+++ Data excerpts +++

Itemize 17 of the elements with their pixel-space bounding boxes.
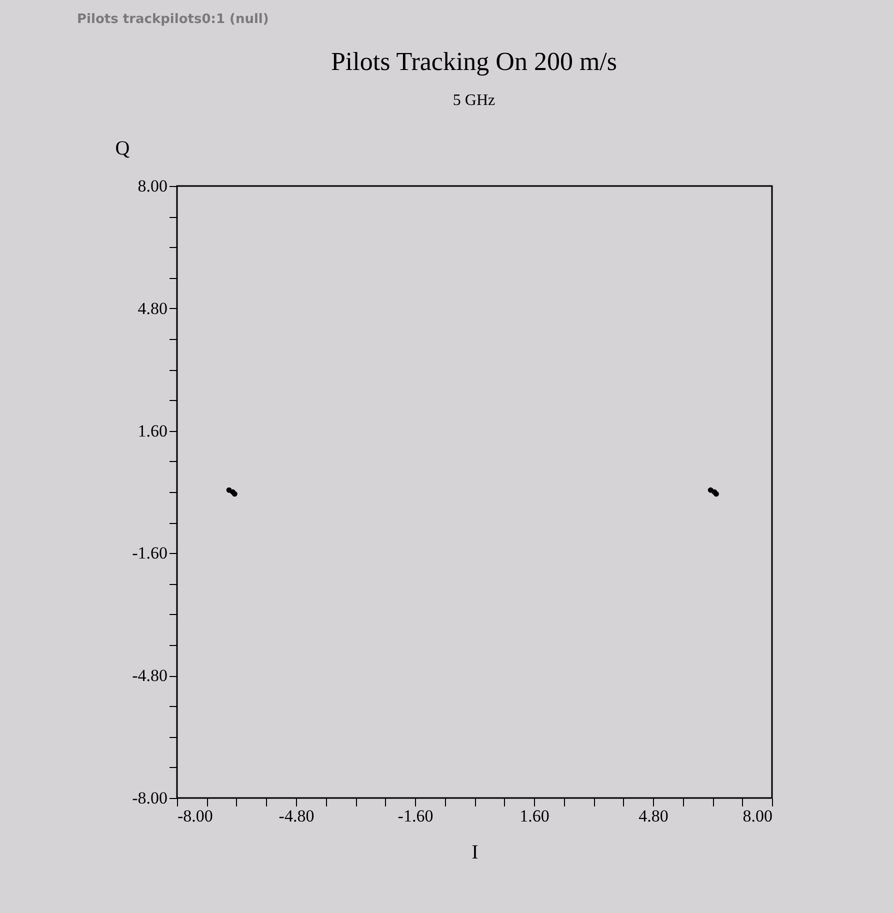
x-tick-label: -1.60 [398, 806, 434, 826]
chart-subtitle: 5 GHz [452, 92, 496, 109]
y-tick-label: -4.80 [132, 666, 168, 686]
y-tick-label: 4.80 [138, 298, 168, 318]
x-tick-label: 1.60 [520, 806, 550, 826]
x-tick-label: -8.00 [178, 806, 213, 826]
x-axis-title: I [472, 842, 478, 864]
x-tick-label: 8.00 [742, 806, 772, 826]
y-axis-title: Q [115, 138, 130, 160]
y-tick-label: 8.00 [138, 176, 168, 196]
y-tick-label: -8.00 [132, 788, 168, 808]
x-tick-label: 4.80 [638, 806, 668, 826]
chart-title: Pilots Tracking On 200 m/s [330, 47, 618, 76]
y-tick-label: 1.60 [138, 421, 168, 440]
x-tick-label: -4.80 [278, 806, 314, 826]
y-tick-label: -1.60 [132, 544, 168, 563]
text: Pilots trackpilots0:1 (null) [77, 12, 269, 27]
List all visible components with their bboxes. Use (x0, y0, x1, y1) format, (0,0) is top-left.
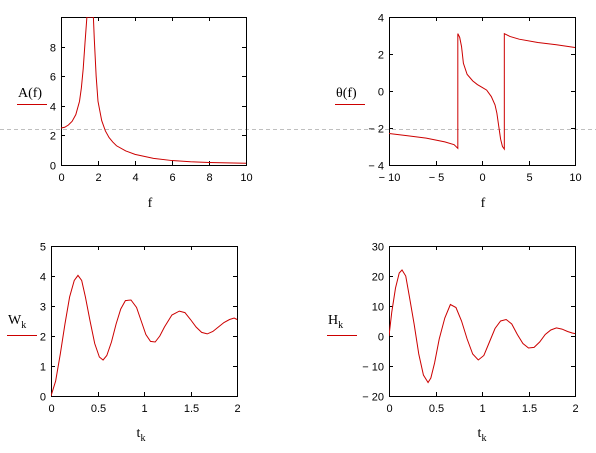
amplitude-chart-y-tick-label: 4 (50, 102, 56, 114)
w-chart-x-tick-label: 1 (141, 403, 147, 415)
phase-chart-series-line (389, 32, 576, 151)
w-chart-x-tick-label: 0 (48, 403, 54, 415)
amplitude-chart-x-tick-label: 0 (58, 172, 64, 184)
h-chart-x-tick-label: 0.5 (429, 403, 444, 415)
phase-chart-xlabel: f (481, 196, 486, 211)
h-chart-series-line (389, 269, 576, 384)
amplitude-chart-x-tick-label: 8 (206, 172, 212, 184)
w-chart-xlabel-sub: k (140, 433, 145, 444)
w-chart-frame (51, 246, 238, 397)
w-chart-x-tick-label: 2 (234, 403, 240, 415)
phase-chart-x-tick-label: 10 (569, 172, 581, 184)
phase-chart-x-tick-label: 5 (526, 172, 532, 184)
amplitude-chart-y-tick-label: 8 (50, 43, 56, 55)
h-chart-frame (389, 246, 576, 397)
h-chart-x-tick-label: 1.5 (522, 403, 537, 415)
phase-chart: θ(f) f − 10 − 5 0 5 10 − 4 − 2 0 2 4 (335, 13, 582, 211)
h-chart-y-tick-label: − 10 (362, 362, 384, 374)
w-chart-y-tick-label: 3 (40, 302, 46, 314)
amplitude-chart-y-tick-label: 6 (50, 72, 56, 84)
phase-chart-x-tick-label: − 10 (379, 172, 401, 184)
w-chart-y-tick-label: 2 (40, 332, 46, 344)
h-chart-xlabel: tk (478, 426, 487, 444)
w-chart-x-tick-label: 0.5 (91, 403, 106, 415)
h-chart-y-tick-label: 20 (372, 272, 384, 284)
h-chart-xlabel-sub: k (481, 433, 486, 444)
w-chart-series-line (51, 274, 238, 397)
phase-chart-y-tick-label: − 4 (368, 161, 384, 173)
h-chart-ylabel-sub: k (338, 320, 343, 331)
w-chart-xlabel-main: t (137, 426, 141, 441)
phase-chart-y-tick-label: 0 (378, 87, 384, 99)
w-chart-ylabel-sub: k (21, 320, 26, 331)
w-chart-y-tick-label: 4 (40, 272, 46, 284)
amplitude-chart-x-tick-label: 4 (132, 172, 138, 184)
w-chart-ylabel: Wk (8, 313, 26, 331)
amplitude-chart-frame (61, 17, 247, 166)
h-chart-y-tick-label: 0 (378, 332, 384, 344)
h-chart-xlabel-main: t (478, 426, 482, 441)
amplitude-chart-x-tick-label: 6 (169, 172, 175, 184)
phase-chart-y-tick-label: − 2 (368, 124, 384, 136)
h-chart-ylabel-main: H (328, 313, 338, 328)
h-chart-x-tick-label: 1 (479, 403, 485, 415)
phase-chart-x-tick-label: − 5 (429, 172, 445, 184)
h-chart-y-tick-label: 10 (372, 302, 384, 314)
phase-chart-frame (389, 17, 576, 166)
w-chart-y-tick-label: 0 (40, 392, 46, 404)
phase-chart-x-tick-label: 0 (479, 172, 485, 184)
w-chart-xlabel: tk (137, 426, 146, 444)
h-chart-y-tick-label: − 20 (362, 392, 384, 404)
amplitude-chart: A(f) f 0 2 4 6 8 10 0 2 4 6 8 (17, 17, 253, 211)
amplitude-chart-series-line (61, 17, 247, 164)
w-chart-y-tick-label: 5 (40, 242, 46, 254)
w-chart-ylabel-main: W (8, 313, 22, 328)
h-chart-x-tick-label: 2 (572, 403, 578, 415)
h-chart-y-tick-label: 30 (372, 242, 384, 254)
w-chart-y-tick-label: 1 (40, 362, 46, 374)
phase-chart-y-tick-label: 4 (378, 13, 384, 25)
amplitude-chart-x-tick-label: 10 (240, 172, 252, 184)
phase-chart-y-tick-label: 2 (378, 50, 384, 62)
h-chart-x-tick-label: 0 (386, 403, 392, 415)
phase-chart-ylabel: θ(f) (336, 86, 357, 101)
h-chart-ylabel: Hk (328, 313, 343, 331)
amplitude-chart-x-tick-label: 2 (95, 172, 101, 184)
amplitude-chart-y-tick-label: 0 (50, 161, 56, 173)
amplitude-chart-y-tick-label: 2 (50, 131, 56, 143)
w-chart-x-tick-label: 1.5 (184, 403, 199, 415)
amplitude-chart-xlabel: f (148, 196, 153, 211)
amplitude-chart-ylabel: A(f) (18, 86, 42, 101)
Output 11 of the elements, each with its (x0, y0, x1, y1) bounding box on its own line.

+++

Your objective:
Print the stretch of items from the very start through the line containing "List all visible", word for word and without the pictures.

Correct response:
Itemize 17 of the elements with their pixel-space bounding boxes.
x-tick-label: -1.60 [398, 806, 434, 826]
chart-subtitle: 5 GHz [452, 92, 496, 109]
y-tick-label: -4.80 [132, 666, 168, 686]
y-tick-label: 4.80 [138, 298, 168, 318]
x-tick-label: 1.60 [520, 806, 550, 826]
x-tick-label: -8.00 [178, 806, 213, 826]
x-axis-title: I [472, 842, 478, 864]
x-tick-label: 8.00 [742, 806, 772, 826]
y-axis-title: Q [115, 138, 130, 160]
y-tick-label: 8.00 [138, 176, 168, 196]
y-tick-label: -8.00 [132, 788, 168, 808]
x-tick-label: 4.80 [638, 806, 668, 826]
chart-title: Pilots Tracking On 200 m/s [330, 47, 618, 76]
y-tick-label: 1.60 [138, 421, 168, 440]
x-tick-label: -4.80 [278, 806, 314, 826]
y-tick-label: -1.60 [132, 544, 168, 563]
text: Pilots trackpilots0:1 (null) [77, 12, 269, 27]
List all visible components with their bboxes. Use (x0, y0, x1, y1) format, (0,0) is top-left.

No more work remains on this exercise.